• [Task details]: Read the entries below and pull out each line with the string "battery".

• [Raw data]:
----
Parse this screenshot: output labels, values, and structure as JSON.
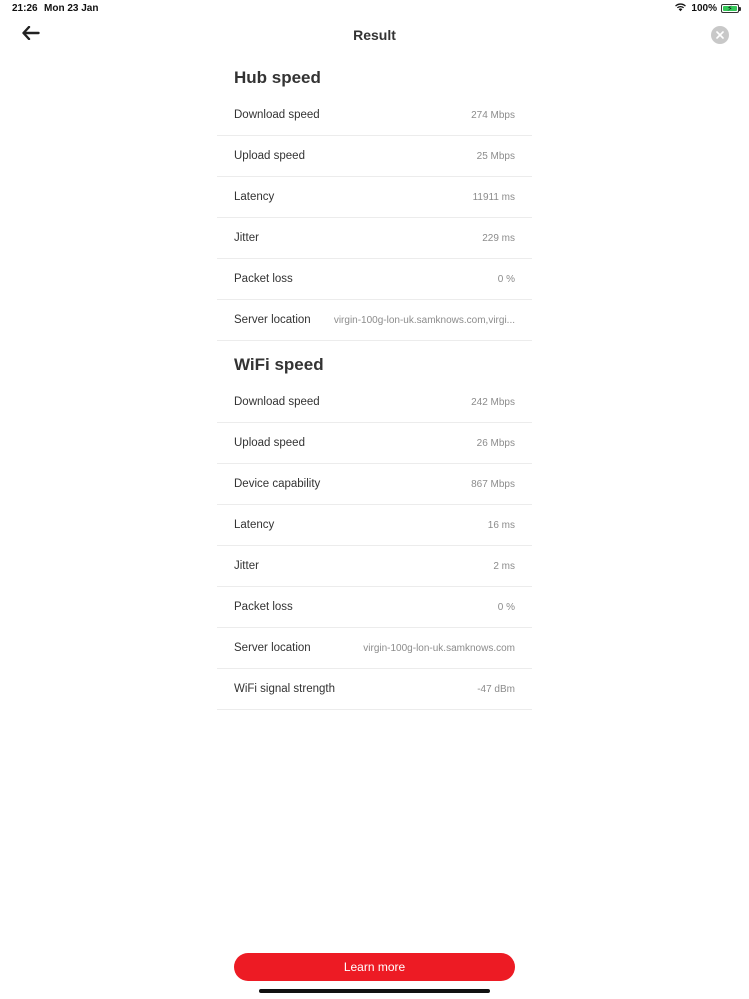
{
  "status_bar": {
    "time": "21:26",
    "date": "Mon 23 Jan",
    "battery": "100%",
    "icons": [
      "wifi-icon",
      "battery-charging-icon"
    ]
  },
  "nav": {
    "title": "Result",
    "back_icon": "arrow-left-icon",
    "close_icon": "close-circle-icon"
  },
  "hub_speed": {
    "title": "Hub speed",
    "rows": [
      {
        "label": "Download speed",
        "value": "274 Mbps"
      },
      {
        "label": "Upload speed",
        "value": "25 Mbps"
      },
      {
        "label": "Latency",
        "value": "11911 ms"
      },
      {
        "label": "Jitter",
        "value": "229 ms"
      },
      {
        "label": "Packet loss",
        "value": "0 %"
      },
      {
        "label": "Server location",
        "value": "virgin-100g-lon-uk.samknows.com,virgi..."
      }
    ]
  },
  "wifi_speed": {
    "title": "WiFi speed",
    "rows": [
      {
        "label": "Download speed",
        "value": "242 Mbps"
      },
      {
        "label": "Upload speed",
        "value": "26 Mbps"
      },
      {
        "label": "Device capability",
        "value": "867 Mbps"
      },
      {
        "label": "Latency",
        "value": "16 ms"
      },
      {
        "label": "Jitter",
        "value": "2 ms"
      },
      {
        "label": "Packet loss",
        "value": "0 %"
      },
      {
        "label": "Server location",
        "value": "virgin-100g-lon-uk.samknows.com"
      },
      {
        "label": "WiFi signal strength",
        "value": "-47 dBm"
      }
    ]
  },
  "learn_more_label": "Learn more",
  "colors": {
    "accent": "#ed1b24",
    "battery": "#34c759"
  }
}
----
• [Written answer]:
    "battery": "100%",
      "battery-charging-icon"
    "battery": "#34c759"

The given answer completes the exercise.